### Entries shown
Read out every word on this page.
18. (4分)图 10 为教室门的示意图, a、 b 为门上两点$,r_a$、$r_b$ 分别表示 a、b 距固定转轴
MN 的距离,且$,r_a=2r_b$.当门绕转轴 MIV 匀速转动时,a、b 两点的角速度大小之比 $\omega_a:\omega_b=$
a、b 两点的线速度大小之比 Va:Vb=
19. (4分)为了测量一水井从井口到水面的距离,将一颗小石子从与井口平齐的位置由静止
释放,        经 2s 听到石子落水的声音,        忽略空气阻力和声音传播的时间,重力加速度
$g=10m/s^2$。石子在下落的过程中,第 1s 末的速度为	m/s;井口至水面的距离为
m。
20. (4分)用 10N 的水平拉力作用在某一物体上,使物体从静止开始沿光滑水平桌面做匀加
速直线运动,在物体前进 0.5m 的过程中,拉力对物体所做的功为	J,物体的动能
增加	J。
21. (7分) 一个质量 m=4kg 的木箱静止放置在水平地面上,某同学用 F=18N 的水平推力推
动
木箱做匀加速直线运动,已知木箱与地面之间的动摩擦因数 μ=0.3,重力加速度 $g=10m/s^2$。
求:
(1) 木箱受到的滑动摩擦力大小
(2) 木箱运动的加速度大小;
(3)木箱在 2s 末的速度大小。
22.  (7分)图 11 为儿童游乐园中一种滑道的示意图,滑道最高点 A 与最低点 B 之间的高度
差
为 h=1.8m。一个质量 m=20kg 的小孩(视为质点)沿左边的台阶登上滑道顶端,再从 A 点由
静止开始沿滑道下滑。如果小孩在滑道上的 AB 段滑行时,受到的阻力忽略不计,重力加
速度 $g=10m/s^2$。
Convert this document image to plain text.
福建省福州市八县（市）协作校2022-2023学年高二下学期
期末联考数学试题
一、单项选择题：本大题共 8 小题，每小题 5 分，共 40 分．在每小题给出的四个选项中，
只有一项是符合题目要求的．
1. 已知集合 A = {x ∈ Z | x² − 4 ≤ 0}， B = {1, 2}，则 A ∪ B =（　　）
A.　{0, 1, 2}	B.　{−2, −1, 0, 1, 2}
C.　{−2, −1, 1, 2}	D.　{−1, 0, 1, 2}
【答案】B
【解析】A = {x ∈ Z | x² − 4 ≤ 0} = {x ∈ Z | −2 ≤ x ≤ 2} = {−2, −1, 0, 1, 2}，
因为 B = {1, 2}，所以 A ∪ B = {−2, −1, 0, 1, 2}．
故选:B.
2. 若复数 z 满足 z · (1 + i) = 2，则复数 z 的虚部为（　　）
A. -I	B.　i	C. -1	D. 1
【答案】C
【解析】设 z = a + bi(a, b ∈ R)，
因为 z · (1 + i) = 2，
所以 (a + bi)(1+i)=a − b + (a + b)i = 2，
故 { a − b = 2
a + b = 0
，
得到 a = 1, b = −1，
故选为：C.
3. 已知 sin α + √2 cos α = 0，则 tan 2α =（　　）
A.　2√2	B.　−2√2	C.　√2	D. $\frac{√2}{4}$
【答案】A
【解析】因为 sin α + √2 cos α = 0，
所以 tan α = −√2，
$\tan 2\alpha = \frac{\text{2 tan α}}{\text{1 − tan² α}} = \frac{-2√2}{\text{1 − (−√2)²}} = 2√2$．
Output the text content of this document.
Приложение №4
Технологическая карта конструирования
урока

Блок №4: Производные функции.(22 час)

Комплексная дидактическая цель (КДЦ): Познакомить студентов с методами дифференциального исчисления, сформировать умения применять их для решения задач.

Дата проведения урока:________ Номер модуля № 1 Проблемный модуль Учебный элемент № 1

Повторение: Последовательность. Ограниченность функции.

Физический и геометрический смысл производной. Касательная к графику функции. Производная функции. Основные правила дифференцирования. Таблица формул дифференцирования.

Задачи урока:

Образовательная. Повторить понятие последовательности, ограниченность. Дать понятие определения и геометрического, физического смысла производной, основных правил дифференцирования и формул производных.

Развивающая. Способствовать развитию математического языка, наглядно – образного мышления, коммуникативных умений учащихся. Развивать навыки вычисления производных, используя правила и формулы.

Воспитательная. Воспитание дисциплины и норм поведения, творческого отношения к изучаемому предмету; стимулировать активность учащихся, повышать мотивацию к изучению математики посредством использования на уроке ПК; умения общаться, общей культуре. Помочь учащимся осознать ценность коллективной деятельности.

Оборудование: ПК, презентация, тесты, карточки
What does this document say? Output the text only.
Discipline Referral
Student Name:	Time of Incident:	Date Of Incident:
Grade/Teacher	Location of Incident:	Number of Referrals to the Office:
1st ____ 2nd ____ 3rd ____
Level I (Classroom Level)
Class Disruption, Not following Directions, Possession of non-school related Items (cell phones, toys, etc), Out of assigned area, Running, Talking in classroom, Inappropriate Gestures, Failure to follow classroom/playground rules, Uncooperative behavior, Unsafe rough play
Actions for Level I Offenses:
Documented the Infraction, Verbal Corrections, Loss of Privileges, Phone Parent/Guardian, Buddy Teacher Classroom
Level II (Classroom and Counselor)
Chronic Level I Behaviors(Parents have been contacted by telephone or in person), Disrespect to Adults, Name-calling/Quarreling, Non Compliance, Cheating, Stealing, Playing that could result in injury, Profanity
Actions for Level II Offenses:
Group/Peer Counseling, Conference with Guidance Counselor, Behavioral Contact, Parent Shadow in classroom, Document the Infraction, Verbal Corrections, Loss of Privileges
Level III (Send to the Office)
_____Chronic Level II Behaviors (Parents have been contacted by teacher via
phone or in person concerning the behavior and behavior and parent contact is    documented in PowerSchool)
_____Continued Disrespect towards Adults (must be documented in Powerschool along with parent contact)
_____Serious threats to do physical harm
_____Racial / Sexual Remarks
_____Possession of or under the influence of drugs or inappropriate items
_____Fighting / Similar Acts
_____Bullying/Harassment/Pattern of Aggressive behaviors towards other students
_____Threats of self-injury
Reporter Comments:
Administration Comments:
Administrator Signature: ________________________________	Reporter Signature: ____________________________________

### Written exercise
Identify and extract each line of the listing that contains "重力加速度".

### Complete response
释放,        经 2s 听到石子落水的声音,        忽略空气阻力和声音传播的时间,重力加速度
木箱做匀加速直线运动,已知木箱与地面之间的动摩擦因数 μ=0.3,重力加速度 $g=10m/s^2$。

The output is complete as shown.